Dataset entries on figures
........

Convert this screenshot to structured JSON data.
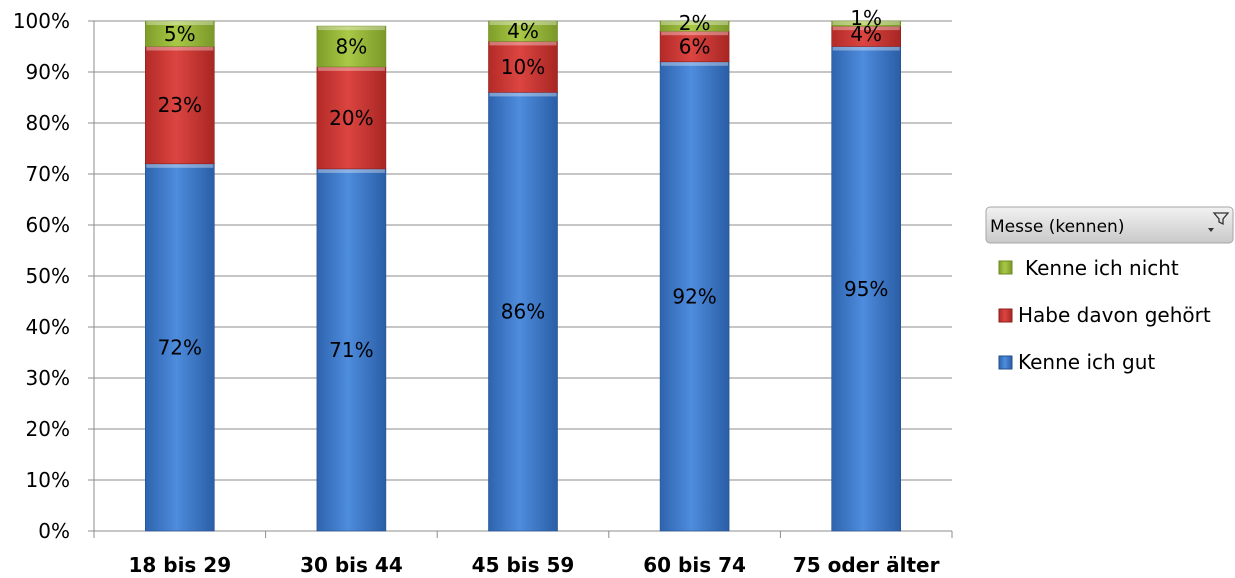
{
  "chart_data": {
    "type": "bar",
    "stacked": true,
    "categories": [
      "18 bis 29",
      "30 bis 44",
      "45 bis 59",
      "60 bis 74",
      "75 oder älter"
    ],
    "series": [
      {
        "name": "Kenne ich gut",
        "values": [
          72,
          71,
          86,
          92,
          95
        ],
        "labels": [
          "72%",
          "71%",
          "86%",
          "92%",
          "95%"
        ],
        "color": "#4A86D8"
      },
      {
        "name": "Habe davon gehört",
        "values": [
          23,
          20,
          10,
          6,
          4
        ],
        "labels": [
          "23%",
          "20%",
          "10%",
          "6%",
          "4%"
        ],
        "color": "#D83A36"
      },
      {
        "name": "Kenne ich nicht",
        "values": [
          5,
          8,
          4,
          2,
          1
        ],
        "labels": [
          "5%",
          "8%",
          "4%",
          "2%",
          "1%"
        ],
        "color": "#9BBB3A"
      }
    ],
    "y_ticks": [
      "0%",
      "10%",
      "20%",
      "30%",
      "40%",
      "50%",
      "60%",
      "70%",
      "80%",
      "90%",
      "100%"
    ],
    "ylim": [
      0,
      100
    ],
    "grid": true,
    "legend": {
      "position": "right",
      "title": "Messe (kennen)",
      "filter_icon": "filter-icon",
      "items": [
        "Kenne ich nicht",
        "Habe davon gehört",
        "Kenne ich gut"
      ]
    }
  }
}
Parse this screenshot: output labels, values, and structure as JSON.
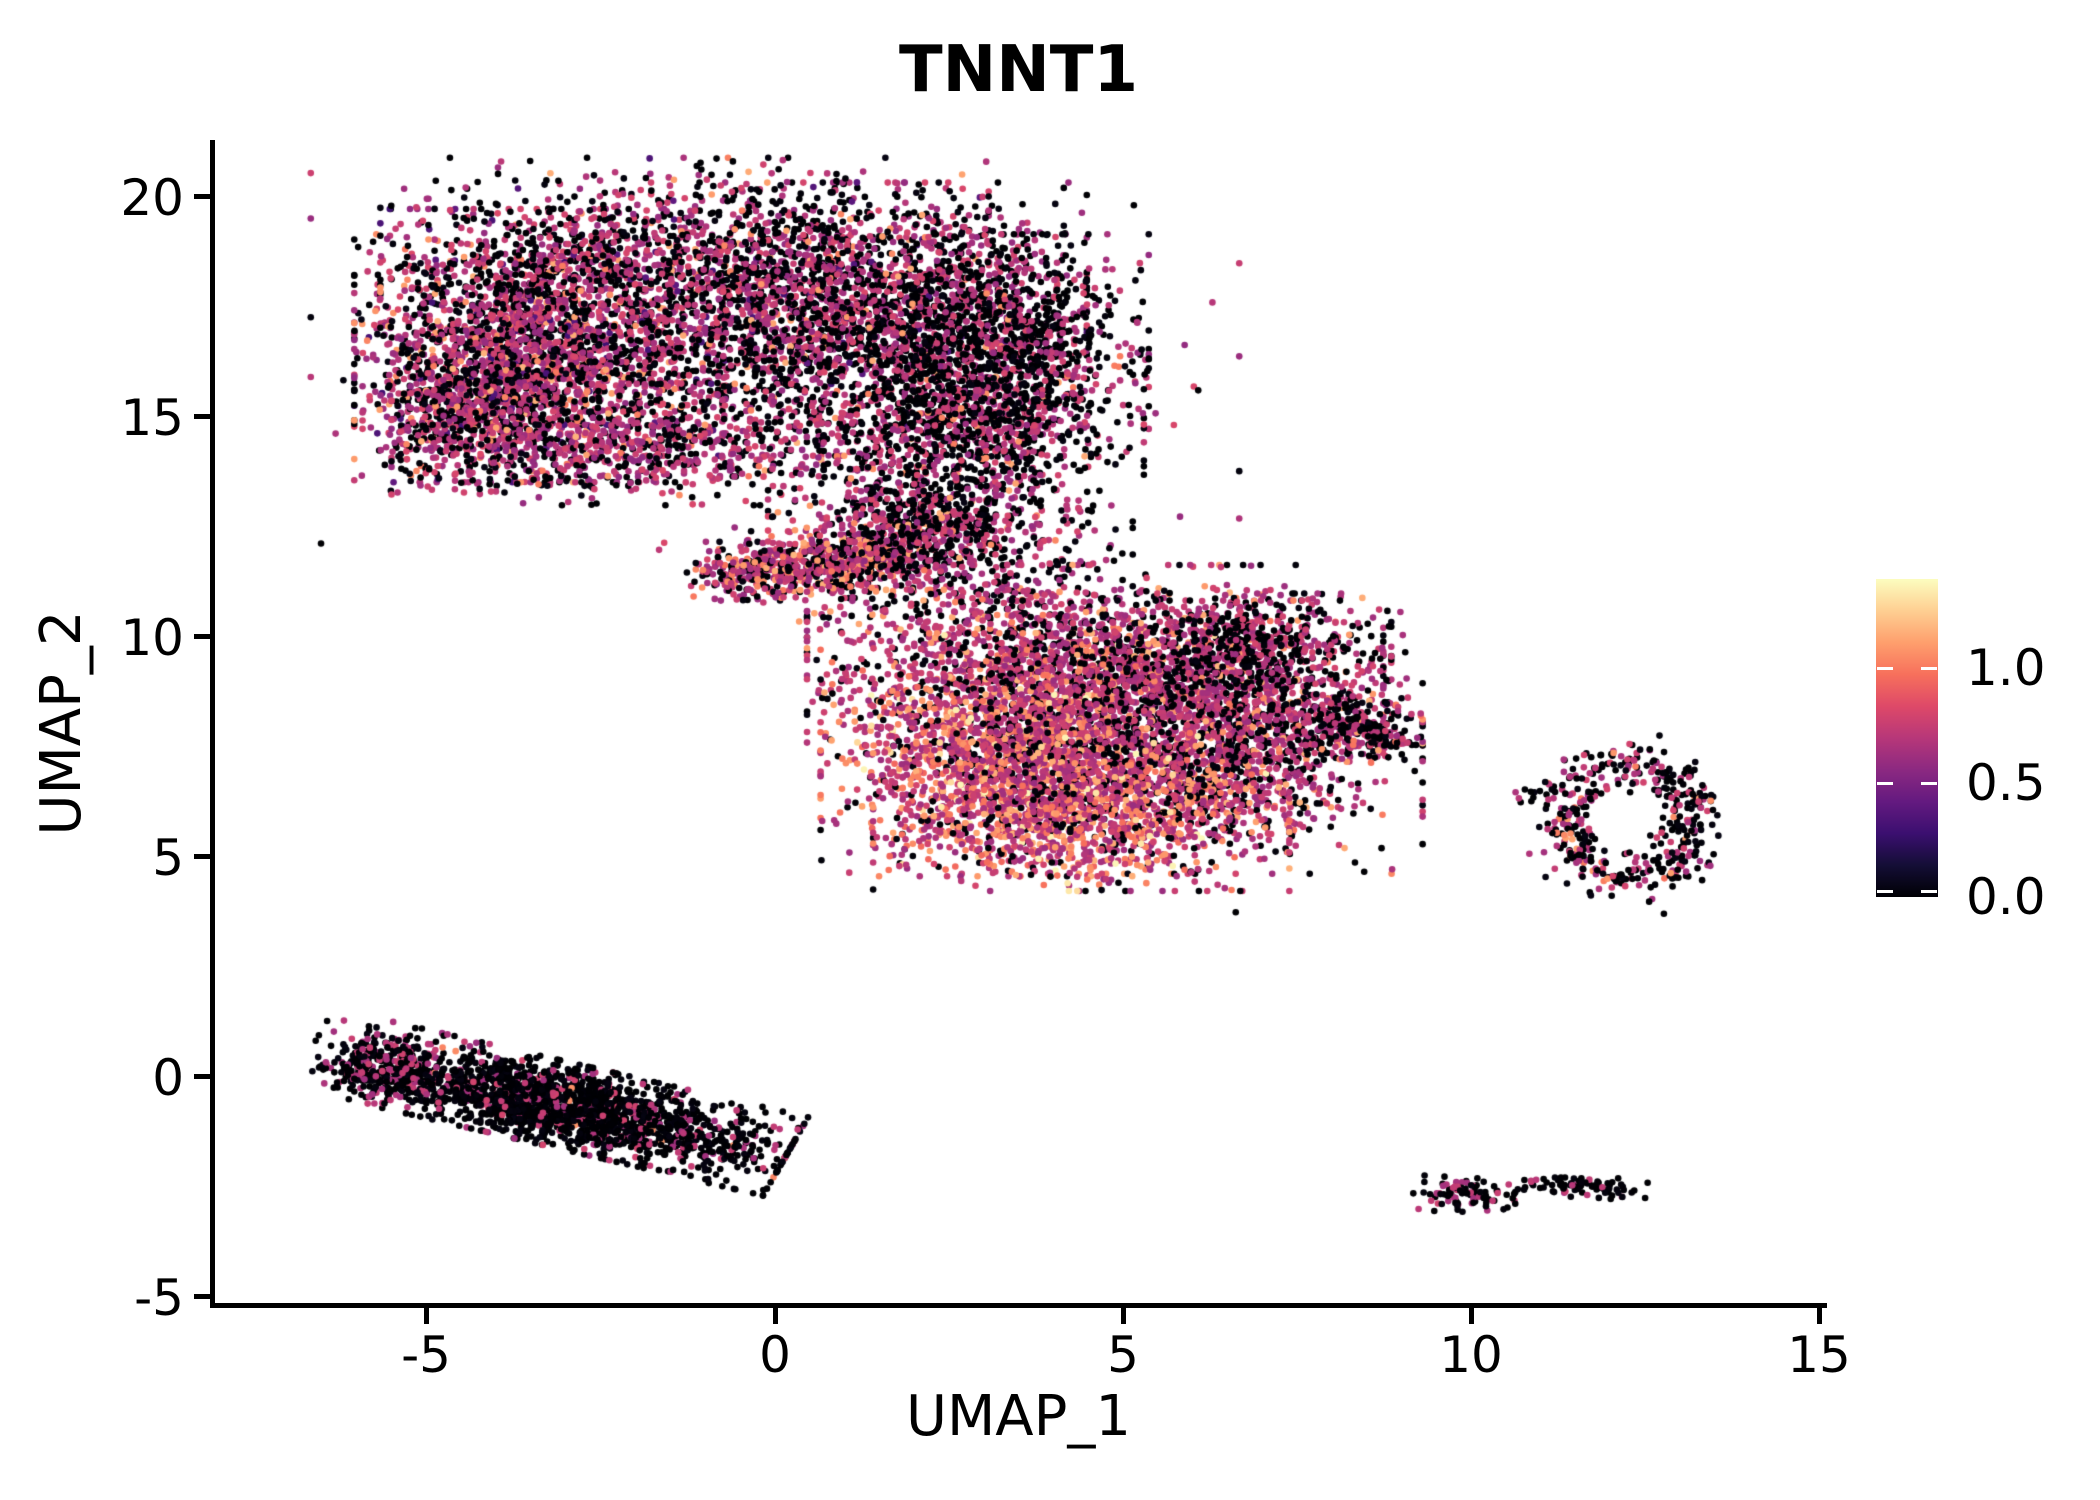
{
  "title": "TNNT1",
  "axes": {
    "x": {
      "label": "UMAP_1",
      "ticks": [
        "-5",
        "0",
        "5",
        "10",
        "15"
      ]
    },
    "y": {
      "label": "UMAP_2",
      "ticks": [
        "20",
        "15",
        "10",
        "5",
        "0",
        "-5"
      ]
    }
  },
  "legend": {
    "labels": [
      "1.0",
      "0.5",
      "0.0"
    ]
  },
  "chart_data": {
    "type": "scatter",
    "title": "TNNT1",
    "xlabel": "UMAP_1",
    "ylabel": "UMAP_2",
    "xlim": [
      -8.1,
      15.1
    ],
    "ylim": [
      -5.2,
      21.3
    ],
    "x_ticks": [
      -5,
      0,
      5,
      10,
      15
    ],
    "y_ticks": [
      -5,
      0,
      5,
      10,
      15,
      20
    ],
    "grid": false,
    "legend_position": "right",
    "colorbar": {
      "label_values": [
        1.0,
        0.5,
        0.0
      ],
      "vmax": 1.39,
      "colormap": "magma",
      "colormap_stops": [
        [
          0.0,
          "#000004"
        ],
        [
          0.1,
          "#140e36"
        ],
        [
          0.2,
          "#3b0f70"
        ],
        [
          0.3,
          "#641a80"
        ],
        [
          0.4,
          "#8c2981"
        ],
        [
          0.5,
          "#b73779"
        ],
        [
          0.6,
          "#de4968"
        ],
        [
          0.7,
          "#f7705c"
        ],
        [
          0.8,
          "#fe9f6d"
        ],
        [
          0.9,
          "#fecf92"
        ],
        [
          1.0,
          "#fcfdbf"
        ]
      ]
    },
    "point_radius_px": 3.3,
    "seed": 12,
    "clusters": [
      {
        "name": "top-lobe-left",
        "cx": -3.4,
        "cy": 16.6,
        "sx": 1.15,
        "sy": 1.35,
        "rot": 0,
        "n": 2300,
        "mix": [
          [
            0.7,
            0.54,
            0.13
          ],
          [
            0,
            0.36,
            0.05
          ],
          [
            1.08,
            0.07,
            0.1
          ],
          [
            0.35,
            0.03,
            0.06
          ]
        ]
      },
      {
        "name": "top-lobe-mid",
        "cx": 0.8,
        "cy": 17.2,
        "sx": 1.6,
        "sy": 1.35,
        "rot": 0,
        "n": 2200,
        "mix": [
          [
            0.7,
            0.45,
            0.12
          ],
          [
            0,
            0.5,
            0.04
          ],
          [
            1.08,
            0.03,
            0.08
          ],
          [
            0.35,
            0.02,
            0.05
          ]
        ]
      },
      {
        "name": "top-lobe-right",
        "cx": 3.3,
        "cy": 16.6,
        "sx": 0.9,
        "sy": 1.1,
        "rot": 0,
        "n": 1100,
        "mix": [
          [
            0,
            0.62,
            0.04
          ],
          [
            0.7,
            0.36,
            0.12
          ],
          [
            1.08,
            0.02,
            0.08
          ]
        ]
      },
      {
        "name": "top-upper-band",
        "cx": -1.3,
        "cy": 18.8,
        "sx": 1.9,
        "sy": 0.9,
        "rot": 0,
        "n": 800,
        "mix": [
          [
            0.7,
            0.45,
            0.12
          ],
          [
            0,
            0.5,
            0.04
          ],
          [
            1.08,
            0.03,
            0.08
          ],
          [
            0.35,
            0.02,
            0.05
          ]
        ]
      },
      {
        "name": "top-left-tip",
        "cx": -4.5,
        "cy": 15.1,
        "sx": 0.62,
        "sy": 0.8,
        "rot": 0,
        "n": 480,
        "mix": [
          [
            0.7,
            0.54,
            0.13
          ],
          [
            0,
            0.36,
            0.05
          ],
          [
            1.08,
            0.07,
            0.1
          ],
          [
            0.35,
            0.03,
            0.06
          ]
        ]
      },
      {
        "name": "top-lower-band",
        "cx": -1.6,
        "cy": 14.35,
        "sx": 1.7,
        "sy": 0.6,
        "rot": 0,
        "n": 650,
        "mix": [
          [
            0.7,
            0.54,
            0.13
          ],
          [
            0,
            0.36,
            0.05
          ],
          [
            1.08,
            0.07,
            0.1
          ]
        ]
      },
      {
        "name": "top-lower-right",
        "cx": 3.0,
        "cy": 14.7,
        "sx": 1.0,
        "sy": 0.85,
        "rot": 0,
        "n": 620,
        "mix": [
          [
            0,
            0.62,
            0.04
          ],
          [
            0.7,
            0.36,
            0.12
          ],
          [
            1.08,
            0.02,
            0.08
          ]
        ]
      },
      {
        "name": "top-fringe",
        "cx": 0.0,
        "cy": 16.6,
        "sx": 2.9,
        "sy": 2.1,
        "rot": 0,
        "n": 330,
        "mix": [
          [
            0.7,
            0.45,
            0.12
          ],
          [
            0,
            0.5,
            0.04
          ],
          [
            1.08,
            0.05,
            0.08
          ]
        ]
      },
      {
        "name": "arm-tip",
        "cx": -0.3,
        "cy": 11.45,
        "sx": 0.42,
        "sy": 0.3,
        "rot": 0,
        "n": 250,
        "mix": [
          [
            0.7,
            0.52,
            0.12
          ],
          [
            0,
            0.3,
            0.04
          ],
          [
            1.08,
            0.18,
            0.1
          ]
        ]
      },
      {
        "name": "arm-a",
        "cx": 0.55,
        "cy": 11.62,
        "sx": 0.5,
        "sy": 0.33,
        "rot": 0,
        "n": 270,
        "mix": [
          [
            0.7,
            0.52,
            0.12
          ],
          [
            0,
            0.3,
            0.04
          ],
          [
            1.08,
            0.18,
            0.1
          ]
        ]
      },
      {
        "name": "arm-b",
        "cx": 1.35,
        "cy": 11.85,
        "sx": 0.5,
        "sy": 0.36,
        "rot": 0,
        "n": 270,
        "mix": [
          [
            0.7,
            0.52,
            0.12
          ],
          [
            0,
            0.3,
            0.04
          ],
          [
            1.08,
            0.18,
            0.1
          ]
        ]
      },
      {
        "name": "arm-c",
        "cx": 2.1,
        "cy": 12.25,
        "sx": 0.52,
        "sy": 0.42,
        "rot": 0,
        "n": 250,
        "mix": [
          [
            0,
            0.52,
            0.04
          ],
          [
            0.7,
            0.45,
            0.12
          ],
          [
            1.08,
            0.03,
            0.08
          ]
        ]
      },
      {
        "name": "bridge-upper",
        "cx": 2.2,
        "cy": 13.1,
        "sx": 1.0,
        "sy": 0.62,
        "rot": 0,
        "n": 370,
        "mix": [
          [
            0,
            0.52,
            0.04
          ],
          [
            0.7,
            0.45,
            0.12
          ],
          [
            1.08,
            0.03,
            0.08
          ]
        ]
      },
      {
        "name": "bridge-right",
        "cx": 3.3,
        "cy": 11.9,
        "sx": 0.8,
        "sy": 1.0,
        "rot": 0,
        "n": 250,
        "mix": [
          [
            0,
            0.52,
            0.04
          ],
          [
            0.7,
            0.45,
            0.12
          ],
          [
            1.08,
            0.03,
            0.08
          ]
        ]
      },
      {
        "name": "bridge-lower",
        "cx": 2.1,
        "cy": 10.8,
        "sx": 0.8,
        "sy": 0.5,
        "rot": 0,
        "n": 120,
        "mix": [
          [
            0.7,
            0.52,
            0.12
          ],
          [
            0,
            0.3,
            0.04
          ],
          [
            1.08,
            0.18,
            0.1
          ]
        ]
      },
      {
        "name": "central-top",
        "cx": 4.6,
        "cy": 9.2,
        "sx": 1.8,
        "sy": 1.05,
        "rot": 0,
        "n": 1900,
        "mix": [
          [
            0.7,
            0.64,
            0.1
          ],
          [
            0,
            0.26,
            0.04
          ],
          [
            1.08,
            0.09,
            0.1
          ],
          [
            1.32,
            0.01,
            0.05
          ]
        ]
      },
      {
        "name": "central-left",
        "cx": 3.3,
        "cy": 7.3,
        "sx": 1.15,
        "sy": 1.2,
        "rot": 0,
        "n": 1500,
        "mix": [
          [
            0.7,
            0.52,
            0.1
          ],
          [
            1.05,
            0.32,
            0.12
          ],
          [
            0,
            0.12,
            0.03
          ],
          [
            1.32,
            0.04,
            0.06
          ]
        ]
      },
      {
        "name": "central-right",
        "cx": 6.2,
        "cy": 7.7,
        "sx": 1.35,
        "sy": 1.35,
        "rot": 0,
        "n": 1650,
        "mix": [
          [
            0.7,
            0.5,
            0.1
          ],
          [
            0,
            0.4,
            0.04
          ],
          [
            1.08,
            0.1,
            0.1
          ]
        ]
      },
      {
        "name": "central-bottom",
        "cx": 4.4,
        "cy": 6.0,
        "sx": 1.3,
        "sy": 0.78,
        "rot": 0,
        "n": 1100,
        "mix": [
          [
            0.7,
            0.52,
            0.1
          ],
          [
            1.05,
            0.32,
            0.12
          ],
          [
            0,
            0.12,
            0.03
          ],
          [
            1.32,
            0.04,
            0.06
          ]
        ]
      },
      {
        "name": "central-tail",
        "cx": 7.9,
        "cy": 7.95,
        "sx": 0.6,
        "sy": 0.42,
        "rot": 0,
        "n": 280,
        "mix": [
          [
            0,
            0.5,
            0.04
          ],
          [
            0.7,
            0.46,
            0.1
          ],
          [
            1.05,
            0.04,
            0.08
          ]
        ]
      },
      {
        "name": "central-tail-tip",
        "cx": 8.75,
        "cy": 7.65,
        "sx": 0.22,
        "sy": 0.18,
        "rot": 0,
        "n": 40,
        "mix": [
          [
            0,
            0.5,
            0.04
          ],
          [
            0.7,
            0.46,
            0.1
          ],
          [
            1.05,
            0.04,
            0.08
          ]
        ]
      },
      {
        "name": "central-ne-edge",
        "cx": 6.9,
        "cy": 9.7,
        "sx": 0.85,
        "sy": 0.55,
        "rot": 0,
        "n": 380,
        "mix": [
          [
            0,
            0.62,
            0.04
          ],
          [
            0.7,
            0.38,
            0.1
          ]
        ]
      },
      {
        "name": "lower-left-body",
        "cx": -2.95,
        "cy": -0.7,
        "sx": 1.5,
        "sy": 0.43,
        "rot": -20,
        "n": 1950,
        "clamp": 2.2,
        "mix": [
          [
            0,
            0.84,
            0.04
          ],
          [
            0.7,
            0.15,
            0.1
          ],
          [
            1.05,
            0.01,
            0.05
          ]
        ]
      },
      {
        "name": "lower-left-head",
        "cx": -5.65,
        "cy": 0.18,
        "sx": 0.48,
        "sy": 0.36,
        "rot": -20,
        "n": 320,
        "mix": [
          [
            0,
            0.7,
            0.04
          ],
          [
            0.7,
            0.3,
            0.08
          ]
        ]
      },
      {
        "name": "right-ring",
        "type": "ring",
        "cx": 12.3,
        "cy": 5.75,
        "r": 1.0,
        "sr": 0.22,
        "rx": 0.95,
        "ry": 1.3,
        "n": 430,
        "mix": [
          [
            0,
            0.6,
            0.04
          ],
          [
            0.7,
            0.34,
            0.1
          ],
          [
            1.05,
            0.06,
            0.08
          ]
        ]
      },
      {
        "name": "ring-left-trail",
        "cx": 11.05,
        "cy": 6.5,
        "sx": 0.32,
        "sy": 0.13,
        "rot": 0,
        "n": 22,
        "mix": [
          [
            0,
            0.7,
            0.04
          ],
          [
            0.7,
            0.3,
            0.08
          ]
        ]
      },
      {
        "name": "bottom-right-a",
        "cx": 9.9,
        "cy": -2.72,
        "sx": 0.32,
        "sy": 0.2,
        "rot": 0,
        "n": 95,
        "mix": [
          [
            0,
            0.66,
            0.03
          ],
          [
            0.7,
            0.34,
            0.08
          ]
        ]
      },
      {
        "name": "bottom-right-b",
        "cx": 11.6,
        "cy": -2.55,
        "sx": 0.4,
        "sy": 0.12,
        "rot": -6,
        "n": 85,
        "mix": [
          [
            0,
            0.88,
            0.03
          ],
          [
            0.7,
            0.12,
            0.06
          ]
        ]
      }
    ],
    "singletons": [
      [
        10.62,
        -2.68,
        0
      ],
      [
        6.62,
        3.72,
        0
      ]
    ]
  }
}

........

» YOUR GOAL: Using the entries above, find all lines with "davon". Copy them.

» EXERCISE RESPONSE:
        "name": "Habe davon gehört",
        "Habe davon gehört",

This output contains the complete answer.